=== Data for this exercise ===
## Start

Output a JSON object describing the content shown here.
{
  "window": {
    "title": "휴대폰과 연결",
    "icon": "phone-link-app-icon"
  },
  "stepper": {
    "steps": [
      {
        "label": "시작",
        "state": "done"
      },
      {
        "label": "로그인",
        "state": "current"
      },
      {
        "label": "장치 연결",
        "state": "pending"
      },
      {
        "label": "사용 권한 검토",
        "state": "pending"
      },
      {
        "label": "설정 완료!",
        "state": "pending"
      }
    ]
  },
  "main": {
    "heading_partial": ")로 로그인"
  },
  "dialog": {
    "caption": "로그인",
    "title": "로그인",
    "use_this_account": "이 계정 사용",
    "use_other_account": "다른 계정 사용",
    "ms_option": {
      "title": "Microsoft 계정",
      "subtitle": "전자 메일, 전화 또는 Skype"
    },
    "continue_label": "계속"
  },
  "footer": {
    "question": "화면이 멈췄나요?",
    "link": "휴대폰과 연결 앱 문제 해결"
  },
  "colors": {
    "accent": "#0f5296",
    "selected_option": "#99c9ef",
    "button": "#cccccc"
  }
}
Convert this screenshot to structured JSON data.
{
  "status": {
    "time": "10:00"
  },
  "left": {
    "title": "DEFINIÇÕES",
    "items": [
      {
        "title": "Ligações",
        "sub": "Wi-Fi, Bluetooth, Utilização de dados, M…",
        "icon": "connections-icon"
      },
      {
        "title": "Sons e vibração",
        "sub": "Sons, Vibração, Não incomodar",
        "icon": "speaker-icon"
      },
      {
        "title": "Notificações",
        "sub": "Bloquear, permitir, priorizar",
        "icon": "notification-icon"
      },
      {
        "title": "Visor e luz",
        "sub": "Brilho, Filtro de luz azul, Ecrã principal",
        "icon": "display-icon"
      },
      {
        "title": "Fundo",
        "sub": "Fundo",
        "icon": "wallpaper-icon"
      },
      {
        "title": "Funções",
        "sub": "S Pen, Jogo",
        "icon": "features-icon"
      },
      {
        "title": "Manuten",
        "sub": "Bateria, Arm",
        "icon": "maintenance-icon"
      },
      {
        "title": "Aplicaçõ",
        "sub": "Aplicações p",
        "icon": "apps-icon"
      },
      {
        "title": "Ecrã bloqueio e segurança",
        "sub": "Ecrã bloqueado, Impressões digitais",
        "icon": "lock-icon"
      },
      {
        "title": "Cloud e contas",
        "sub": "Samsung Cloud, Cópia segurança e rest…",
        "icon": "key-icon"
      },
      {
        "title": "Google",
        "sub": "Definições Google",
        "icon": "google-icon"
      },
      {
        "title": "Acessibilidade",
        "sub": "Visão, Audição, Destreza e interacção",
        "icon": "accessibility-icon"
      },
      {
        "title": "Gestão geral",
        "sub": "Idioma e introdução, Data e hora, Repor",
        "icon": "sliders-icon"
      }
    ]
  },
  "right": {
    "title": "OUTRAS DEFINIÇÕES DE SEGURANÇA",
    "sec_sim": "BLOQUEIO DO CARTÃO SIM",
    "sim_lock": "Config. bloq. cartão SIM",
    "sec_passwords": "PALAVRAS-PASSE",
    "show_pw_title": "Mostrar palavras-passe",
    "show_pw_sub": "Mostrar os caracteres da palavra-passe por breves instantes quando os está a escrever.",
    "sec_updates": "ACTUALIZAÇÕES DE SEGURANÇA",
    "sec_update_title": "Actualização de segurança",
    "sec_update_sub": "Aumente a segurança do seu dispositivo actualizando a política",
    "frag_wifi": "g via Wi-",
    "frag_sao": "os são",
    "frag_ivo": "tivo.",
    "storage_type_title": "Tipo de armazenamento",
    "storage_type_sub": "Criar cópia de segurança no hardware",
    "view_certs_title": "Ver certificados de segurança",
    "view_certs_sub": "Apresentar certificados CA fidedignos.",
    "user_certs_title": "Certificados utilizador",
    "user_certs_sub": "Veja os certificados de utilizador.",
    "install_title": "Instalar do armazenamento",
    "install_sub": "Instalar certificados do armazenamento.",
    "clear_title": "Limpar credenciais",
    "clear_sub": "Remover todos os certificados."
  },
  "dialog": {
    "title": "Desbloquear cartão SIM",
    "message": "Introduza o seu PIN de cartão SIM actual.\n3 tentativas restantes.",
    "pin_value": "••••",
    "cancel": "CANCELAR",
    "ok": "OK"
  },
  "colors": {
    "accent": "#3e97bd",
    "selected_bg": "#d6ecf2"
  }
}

## End

=== What you will do ===
Please set down all the data word for word.

=== Solution to the problem ===
Output a JSON object describing the content shown here.
{
  "window": {
    "title": "휴대폰과 연결",
    "icon": "phone-link-app-icon"
  },
  "stepper": {
    "steps": [
      {
        "label": "시작",
        "state": "done"
      },
      {
        "label": "로그인",
        "state": "current"
      },
      {
        "label": "장치 연결",
        "state": "pending"
      },
      {
        "label": "사용 권한 검토",
        "state": "pending"
      },
      {
        "label": "설정 완료!",
        "state": "pending"
      }
    ]
  },
  "main": {
    "heading_partial": ")로 로그인"
  },
  "dialog": {
    "caption": "로그인",
    "title": "로그인",
    "use_this_account": "이 계정 사용",
    "use_other_account": "다른 계정 사용",
    "ms_option": {
      "title": "Microsoft 계정",
      "subtitle": "전자 메일, 전화 또는 Skype"
    },
    "continue_label": "계속"
  },
  "footer": {
    "question": "화면이 멈췄나요?",
    "link": "휴대폰과 연결 앱 문제 해결"
  },
  "colors": {
    "accent": "#0f5296",
    "selected_option": "#99c9ef",
    "button": "#cccccc"
  }
}
Convert this screenshot to structured JSON data.
{
  "status": {
    "time": "10:00"
  },
  "left": {
    "title": "DEFINIÇÕES",
    "items": [
      {
        "title": "Ligações",
        "sub": "Wi-Fi, Bluetooth, Utilização de dados, M…",
        "icon": "connections-icon"
      },
      {
        "title": "Sons e vibração",
        "sub": "Sons, Vibração, Não incomodar",
        "icon": "speaker-icon"
      },
      {
        "title": "Notificações",
        "sub": "Bloquear, permitir, priorizar",
        "icon": "notification-icon"
      },
      {
        "title": "Visor e luz",
        "sub": "Brilho, Filtro de luz azul, Ecrã principal",
        "icon": "display-icon"
      },
      {
        "title": "Fundo",
        "sub": "Fundo",
        "icon": "wallpaper-icon"
      },
      {
        "title": "Funções",
        "sub": "S Pen, Jogo",
        "icon": "features-icon"
      },
      {
        "title": "Manuten",
        "sub": "Bateria, Arm",
        "icon": "maintenance-icon"
      },
      {
        "title": "Aplicaçõ",
        "sub": "Aplicações p",
        "icon": "apps-icon"
      },
      {
        "title": "Ecrã bloqueio e segurança",
        "sub": "Ecrã bloqueado, Impressões digitais",
        "icon": "lock-icon"
      },
      {
        "title": "Cloud e contas",
        "sub": "Samsung Cloud, Cópia segurança e rest…",
        "icon": "key-icon"
      },
      {
        "title": "Google",
        "sub": "Definições Google",
        "icon": "google-icon"
      },
      {
        "title": "Acessibilidade",
        "sub": "Visão, Audição, Destreza e interacção",
        "icon": "accessibility-icon"
      },
      {
        "title": "Gestão geral",
        "sub": "Idioma e introdução, Data e hora, Repor",
        "icon": "sliders-icon"
      }
    ]
  },
  "right": {
    "title": "OUTRAS DEFINIÇÕES DE SEGURANÇA",
    "sec_sim": "BLOQUEIO DO CARTÃO SIM",
    "sim_lock": "Config. bloq. cartão SIM",
    "sec_passwords": "PALAVRAS-PASSE",
    "show_pw_title": "Mostrar palavras-passe",
    "show_pw_sub": "Mostrar os caracteres da palavra-passe por breves instantes quando os está a escrever.",
    "sec_updates": "ACTUALIZAÇÕES DE SEGURANÇA",
    "sec_update_title": "Actualização de segurança",
    "sec_update_sub": "Aumente a segurança do seu dispositivo actualizando a política",
    "frag_wifi": "g via Wi-",
    "frag_sao": "os são",
    "frag_ivo": "tivo.",
    "storage_type_title": "Tipo de armazenamento",
    "storage_type_sub": "Criar cópia de segurança no hardware",
    "view_certs_title": "Ver certificados de segurança",
    "view_certs_sub": "Apresentar certificados CA fidedignos.",
    "user_certs_title": "Certificados utilizador",
    "user_certs_sub": "Veja os certificados de utilizador.",
    "install_title": "Instalar do armazenamento",
    "install_sub": "Instalar certificados do armazenamento.",
    "clear_title": "Limpar credenciais",
    "clear_sub": "Remover todos os certificados."
  },
  "dialog": {
    "title": "Desbloquear cartão SIM",
    "message": "Introduza o seu PIN de cartão SIM actual.\n3 tentativas restantes.",
    "pin_value": "••••",
    "cancel": "CANCELAR",
    "ok": "OK"
  },
  "colors": {
    "accent": "#3e97bd",
    "selected_bg": "#d6ecf2"
  }
}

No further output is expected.